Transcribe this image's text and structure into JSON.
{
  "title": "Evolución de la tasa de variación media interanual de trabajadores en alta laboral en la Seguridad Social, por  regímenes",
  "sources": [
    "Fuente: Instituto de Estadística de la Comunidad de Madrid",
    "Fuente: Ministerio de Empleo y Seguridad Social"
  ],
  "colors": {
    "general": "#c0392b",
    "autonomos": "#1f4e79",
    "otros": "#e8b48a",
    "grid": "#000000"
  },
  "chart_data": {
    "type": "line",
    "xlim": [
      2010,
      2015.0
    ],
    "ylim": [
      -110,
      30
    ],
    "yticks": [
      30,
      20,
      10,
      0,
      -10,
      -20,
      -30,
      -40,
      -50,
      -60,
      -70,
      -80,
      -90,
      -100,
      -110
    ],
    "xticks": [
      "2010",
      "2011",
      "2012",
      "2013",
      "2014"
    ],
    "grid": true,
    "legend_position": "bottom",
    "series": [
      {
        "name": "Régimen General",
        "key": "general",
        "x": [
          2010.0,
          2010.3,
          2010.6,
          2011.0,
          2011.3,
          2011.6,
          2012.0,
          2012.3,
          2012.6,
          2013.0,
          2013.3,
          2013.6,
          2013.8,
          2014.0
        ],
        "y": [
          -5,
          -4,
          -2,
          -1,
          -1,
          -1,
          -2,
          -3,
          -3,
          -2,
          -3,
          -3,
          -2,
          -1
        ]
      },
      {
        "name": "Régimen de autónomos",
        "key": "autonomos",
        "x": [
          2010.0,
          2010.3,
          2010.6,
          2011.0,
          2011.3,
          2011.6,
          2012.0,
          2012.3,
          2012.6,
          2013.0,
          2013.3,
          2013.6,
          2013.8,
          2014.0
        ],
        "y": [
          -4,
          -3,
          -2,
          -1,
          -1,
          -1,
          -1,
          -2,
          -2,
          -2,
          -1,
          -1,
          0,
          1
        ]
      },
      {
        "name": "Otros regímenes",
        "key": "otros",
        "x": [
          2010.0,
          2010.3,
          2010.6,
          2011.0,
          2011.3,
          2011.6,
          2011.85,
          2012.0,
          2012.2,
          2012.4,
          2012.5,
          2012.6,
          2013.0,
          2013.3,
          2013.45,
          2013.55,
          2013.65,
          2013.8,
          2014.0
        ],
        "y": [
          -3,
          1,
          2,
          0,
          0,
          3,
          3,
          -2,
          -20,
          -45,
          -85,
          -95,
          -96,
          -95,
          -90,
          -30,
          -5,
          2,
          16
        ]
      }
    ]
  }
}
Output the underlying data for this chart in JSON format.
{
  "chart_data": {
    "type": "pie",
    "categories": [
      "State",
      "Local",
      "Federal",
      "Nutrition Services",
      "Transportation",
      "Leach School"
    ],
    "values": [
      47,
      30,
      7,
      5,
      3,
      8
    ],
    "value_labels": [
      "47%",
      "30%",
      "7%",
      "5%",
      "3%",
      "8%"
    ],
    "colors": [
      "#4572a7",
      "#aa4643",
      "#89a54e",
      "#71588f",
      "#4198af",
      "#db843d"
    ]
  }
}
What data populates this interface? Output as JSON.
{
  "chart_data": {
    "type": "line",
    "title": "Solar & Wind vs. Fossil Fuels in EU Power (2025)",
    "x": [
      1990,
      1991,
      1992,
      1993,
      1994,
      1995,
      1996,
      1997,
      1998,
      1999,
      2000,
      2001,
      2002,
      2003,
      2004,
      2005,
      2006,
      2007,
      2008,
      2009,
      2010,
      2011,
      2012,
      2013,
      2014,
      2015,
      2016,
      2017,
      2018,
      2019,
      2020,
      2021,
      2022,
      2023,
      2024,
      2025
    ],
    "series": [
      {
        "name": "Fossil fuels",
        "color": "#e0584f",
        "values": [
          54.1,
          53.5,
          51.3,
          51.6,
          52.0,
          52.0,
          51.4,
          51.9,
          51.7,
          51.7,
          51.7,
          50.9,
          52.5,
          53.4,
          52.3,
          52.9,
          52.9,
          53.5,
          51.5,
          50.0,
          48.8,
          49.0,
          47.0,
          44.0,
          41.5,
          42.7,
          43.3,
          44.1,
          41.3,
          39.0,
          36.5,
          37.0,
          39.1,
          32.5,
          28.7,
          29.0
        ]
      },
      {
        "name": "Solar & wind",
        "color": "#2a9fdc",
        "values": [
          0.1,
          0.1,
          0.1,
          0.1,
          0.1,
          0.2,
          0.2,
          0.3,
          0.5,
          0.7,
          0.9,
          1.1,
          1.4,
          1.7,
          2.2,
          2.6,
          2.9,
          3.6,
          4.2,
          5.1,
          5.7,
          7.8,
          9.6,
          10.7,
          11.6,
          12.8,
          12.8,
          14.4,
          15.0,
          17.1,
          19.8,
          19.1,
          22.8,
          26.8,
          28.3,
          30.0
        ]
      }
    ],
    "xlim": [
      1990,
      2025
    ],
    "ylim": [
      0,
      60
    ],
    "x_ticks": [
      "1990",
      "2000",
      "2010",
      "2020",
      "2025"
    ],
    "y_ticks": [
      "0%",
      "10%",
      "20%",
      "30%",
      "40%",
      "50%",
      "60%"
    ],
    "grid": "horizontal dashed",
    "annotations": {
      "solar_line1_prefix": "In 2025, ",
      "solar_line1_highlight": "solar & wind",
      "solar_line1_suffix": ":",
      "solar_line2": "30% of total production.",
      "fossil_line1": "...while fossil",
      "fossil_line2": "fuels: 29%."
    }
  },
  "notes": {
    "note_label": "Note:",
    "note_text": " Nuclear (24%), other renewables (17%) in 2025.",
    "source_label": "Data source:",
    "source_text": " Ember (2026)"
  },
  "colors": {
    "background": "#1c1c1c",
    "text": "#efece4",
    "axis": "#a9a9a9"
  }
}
##############################
Short exercise: The records above should be duplicated in full, exactly as given.

Response to the exercise:
Transcribe this image's text and structure into JSON.
{
  "title": "Evolución de la tasa de variación media interanual de trabajadores en alta laboral en la Seguridad Social, por  regímenes",
  "sources": [
    "Fuente: Instituto de Estadística de la Comunidad de Madrid",
    "Fuente: Ministerio de Empleo y Seguridad Social"
  ],
  "colors": {
    "general": "#c0392b",
    "autonomos": "#1f4e79",
    "otros": "#e8b48a",
    "grid": "#000000"
  },
  "chart_data": {
    "type": "line",
    "xlim": [
      2010,
      2015.0
    ],
    "ylim": [
      -110,
      30
    ],
    "yticks": [
      30,
      20,
      10,
      0,
      -10,
      -20,
      -30,
      -40,
      -50,
      -60,
      -70,
      -80,
      -90,
      -100,
      -110
    ],
    "xticks": [
      "2010",
      "2011",
      "2012",
      "2013",
      "2014"
    ],
    "grid": true,
    "legend_position": "bottom",
    "series": [
      {
        "name": "Régimen General",
        "key": "general",
        "x": [
          2010.0,
          2010.3,
          2010.6,
          2011.0,
          2011.3,
          2011.6,
          2012.0,
          2012.3,
          2012.6,
          2013.0,
          2013.3,
          2013.6,
          2013.8,
          2014.0
        ],
        "y": [
          -5,
          -4,
          -2,
          -1,
          -1,
          -1,
          -2,
          -3,
          -3,
          -2,
          -3,
          -3,
          -2,
          -1
        ]
      },
      {
        "name": "Régimen de autónomos",
        "key": "autonomos",
        "x": [
          2010.0,
          2010.3,
          2010.6,
          2011.0,
          2011.3,
          2011.6,
          2012.0,
          2012.3,
          2012.6,
          2013.0,
          2013.3,
          2013.6,
          2013.8,
          2014.0
        ],
        "y": [
          -4,
          -3,
          -2,
          -1,
          -1,
          -1,
          -1,
          -2,
          -2,
          -2,
          -1,
          -1,
          0,
          1
        ]
      },
      {
        "name": "Otros regímenes",
        "key": "otros",
        "x": [
          2010.0,
          2010.3,
          2010.6,
          2011.0,
          2011.3,
          2011.6,
          2011.85,
          2012.0,
          2012.2,
          2012.4,
          2012.5,
          2012.6,
          2013.0,
          2013.3,
          2013.45,
          2013.55,
          2013.65,
          2013.8,
          2014.0
        ],
        "y": [
          -3,
          1,
          2,
          0,
          0,
          3,
          3,
          -2,
          -20,
          -45,
          -85,
          -95,
          -96,
          -95,
          -90,
          -30,
          -5,
          2,
          16
        ]
      }
    ]
  }
}
Output the underlying data for this chart in JSON format.
{
  "chart_data": {
    "type": "pie",
    "categories": [
      "State",
      "Local",
      "Federal",
      "Nutrition Services",
      "Transportation",
      "Leach School"
    ],
    "values": [
      47,
      30,
      7,
      5,
      3,
      8
    ],
    "value_labels": [
      "47%",
      "30%",
      "7%",
      "5%",
      "3%",
      "8%"
    ],
    "colors": [
      "#4572a7",
      "#aa4643",
      "#89a54e",
      "#71588f",
      "#4198af",
      "#db843d"
    ]
  }
}
What data populates this interface? Output as JSON.
{
  "chart_data": {
    "type": "line",
    "title": "Solar & Wind vs. Fossil Fuels in EU Power (2025)",
    "x": [
      1990,
      1991,
      1992,
      1993,
      1994,
      1995,
      1996,
      1997,
      1998,
      1999,
      2000,
      2001,
      2002,
      2003,
      2004,
      2005,
      2006,
      2007,
      2008,
      2009,
      2010,
      2011,
      2012,
      2013,
      2014,
      2015,
      2016,
      2017,
      2018,
      2019,
      2020,
      2021,
      2022,
      2023,
      2024,
      2025
    ],
    "series": [
      {
        "name": "Fossil fuels",
        "color": "#e0584f",
        "values": [
          54.1,
          53.5,
          51.3,
          51.6,
          52.0,
          52.0,
          51.4,
          51.9,
          51.7,
          51.7,
          51.7,
          50.9,
          52.5,
          53.4,
          52.3,
          52.9,
          52.9,
          53.5,
          51.5,
          50.0,
          48.8,
          49.0,
          47.0,
          44.0,
          41.5,
          42.7,
          43.3,
          44.1,
          41.3,
          39.0,
          36.5,
          37.0,
          39.1,
          32.5,
          28.7,
          29.0
        ]
      },
      {
        "name": "Solar & wind",
        "color": "#2a9fdc",
        "values": [
          0.1,
          0.1,
          0.1,
          0.1,
          0.1,
          0.2,
          0.2,
          0.3,
          0.5,
          0.7,
          0.9,
          1.1,
          1.4,
          1.7,
          2.2,
          2.6,
          2.9,
          3.6,
          4.2,
          5.1,
          5.7,
          7.8,
          9.6,
          10.7,
          11.6,
          12.8,
          12.8,
          14.4,
          15.0,
          17.1,
          19.8,
          19.1,
          22.8,
          26.8,
          28.3,
          30.0
        ]
      }
    ],
    "xlim": [
      1990,
      2025
    ],
    "ylim": [
      0,
      60
    ],
    "x_ticks": [
      "1990",
      "2000",
      "2010",
      "2020",
      "2025"
    ],
    "y_ticks": [
      "0%",
      "10%",
      "20%",
      "30%",
      "40%",
      "50%",
      "60%"
    ],
    "grid": "horizontal dashed",
    "annotations": {
      "solar_line1_prefix": "In 2025, ",
      "solar_line1_highlight": "solar & wind",
      "solar_line1_suffix": ":",
      "solar_line2": "30% of total production.",
      "fossil_line1": "...while fossil",
      "fossil_line2": "fuels: 29%."
    }
  },
  "notes": {
    "note_label": "Note:",
    "note_text": " Nuclear (24%), other renewables (17%) in 2025.",
    "source_label": "Data source:",
    "source_text": " Ember (2026)"
  },
  "colors": {
    "background": "#1c1c1c",
    "text": "#efece4",
    "axis": "#a9a9a9"
  }
}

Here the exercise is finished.